(Stored records)
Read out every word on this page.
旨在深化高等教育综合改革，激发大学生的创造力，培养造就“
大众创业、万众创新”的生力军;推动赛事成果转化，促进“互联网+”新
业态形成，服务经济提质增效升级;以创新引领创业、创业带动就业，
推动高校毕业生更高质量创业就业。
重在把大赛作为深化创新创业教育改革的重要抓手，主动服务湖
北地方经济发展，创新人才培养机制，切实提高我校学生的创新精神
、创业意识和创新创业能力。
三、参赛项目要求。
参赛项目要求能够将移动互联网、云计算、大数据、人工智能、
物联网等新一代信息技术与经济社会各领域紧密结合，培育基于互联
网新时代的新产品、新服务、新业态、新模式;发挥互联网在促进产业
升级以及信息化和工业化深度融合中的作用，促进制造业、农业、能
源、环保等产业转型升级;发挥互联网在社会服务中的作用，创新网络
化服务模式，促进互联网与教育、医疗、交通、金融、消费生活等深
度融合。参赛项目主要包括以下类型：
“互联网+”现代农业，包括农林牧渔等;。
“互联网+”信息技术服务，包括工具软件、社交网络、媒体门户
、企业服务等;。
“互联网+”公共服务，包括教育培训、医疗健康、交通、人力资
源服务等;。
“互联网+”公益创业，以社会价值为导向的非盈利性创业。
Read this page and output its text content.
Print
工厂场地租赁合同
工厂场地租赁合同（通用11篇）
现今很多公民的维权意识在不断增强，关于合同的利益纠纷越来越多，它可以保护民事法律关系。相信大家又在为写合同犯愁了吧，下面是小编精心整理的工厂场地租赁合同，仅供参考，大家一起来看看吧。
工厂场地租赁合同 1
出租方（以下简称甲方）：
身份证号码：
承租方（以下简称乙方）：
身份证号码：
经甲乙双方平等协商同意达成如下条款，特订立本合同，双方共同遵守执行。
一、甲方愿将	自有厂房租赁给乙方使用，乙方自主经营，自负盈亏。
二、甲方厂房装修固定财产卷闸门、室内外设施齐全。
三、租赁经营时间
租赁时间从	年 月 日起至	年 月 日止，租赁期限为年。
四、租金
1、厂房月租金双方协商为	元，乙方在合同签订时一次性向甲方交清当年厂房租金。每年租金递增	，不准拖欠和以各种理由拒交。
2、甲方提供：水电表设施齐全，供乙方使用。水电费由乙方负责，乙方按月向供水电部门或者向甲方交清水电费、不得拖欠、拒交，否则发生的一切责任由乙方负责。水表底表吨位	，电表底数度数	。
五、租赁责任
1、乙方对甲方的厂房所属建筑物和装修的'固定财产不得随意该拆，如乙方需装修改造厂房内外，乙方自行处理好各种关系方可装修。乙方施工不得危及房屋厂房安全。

Work to do>
Print the records above in full, exactly.

Result for this task>
Read out every word on this page.
旨在深化高等教育综合改革，激发大学生的创造力，培养造就“
大众创业、万众创新”的生力军;推动赛事成果转化，促进“互联网+”新
业态形成，服务经济提质增效升级;以创新引领创业、创业带动就业，
推动高校毕业生更高质量创业就业。
重在把大赛作为深化创新创业教育改革的重要抓手，主动服务湖
北地方经济发展，创新人才培养机制，切实提高我校学生的创新精神
、创业意识和创新创业能力。
三、参赛项目要求。
参赛项目要求能够将移动互联网、云计算、大数据、人工智能、
物联网等新一代信息技术与经济社会各领域紧密结合，培育基于互联
网新时代的新产品、新服务、新业态、新模式;发挥互联网在促进产业
升级以及信息化和工业化深度融合中的作用，促进制造业、农业、能
源、环保等产业转型升级;发挥互联网在社会服务中的作用，创新网络
化服务模式，促进互联网与教育、医疗、交通、金融、消费生活等深
度融合。参赛项目主要包括以下类型：
“互联网+”现代农业，包括农林牧渔等;。
“互联网+”信息技术服务，包括工具软件、社交网络、媒体门户
、企业服务等;。
“互联网+”公共服务，包括教育培训、医疗健康、交通、人力资
源服务等;。
“互联网+”公益创业，以社会价值为导向的非盈利性创业。
Read this page and output its text content.
Print
工厂场地租赁合同
工厂场地租赁合同（通用11篇）
现今很多公民的维权意识在不断增强，关于合同的利益纠纷越来越多，它可以保护民事法律关系。相信大家又在为写合同犯愁了吧，下面是小编精心整理的工厂场地租赁合同，仅供参考，大家一起来看看吧。
工厂场地租赁合同 1
出租方（以下简称甲方）：
身份证号码：
承租方（以下简称乙方）：
身份证号码：
经甲乙双方平等协商同意达成如下条款，特订立本合同，双方共同遵守执行。
一、甲方愿将	自有厂房租赁给乙方使用，乙方自主经营，自负盈亏。
二、甲方厂房装修固定财产卷闸门、室内外设施齐全。
三、租赁经营时间
租赁时间从	年 月 日起至	年 月 日止，租赁期限为年。
四、租金
1、厂房月租金双方协商为	元，乙方在合同签订时一次性向甲方交清当年厂房租金。每年租金递增	，不准拖欠和以各种理由拒交。
2、甲方提供：水电表设施齐全，供乙方使用。水电费由乙方负责，乙方按月向供水电部门或者向甲方交清水电费、不得拖欠、拒交，否则发生的一切责任由乙方负责。水表底表吨位	，电表底数度数	。
五、租赁责任
1、乙方对甲方的厂房所属建筑物和装修的'固定财产不得随意该拆，如乙方需装修改造厂房内外，乙方自行处理好各种关系方可装修。乙方施工不得危及房屋厂房安全。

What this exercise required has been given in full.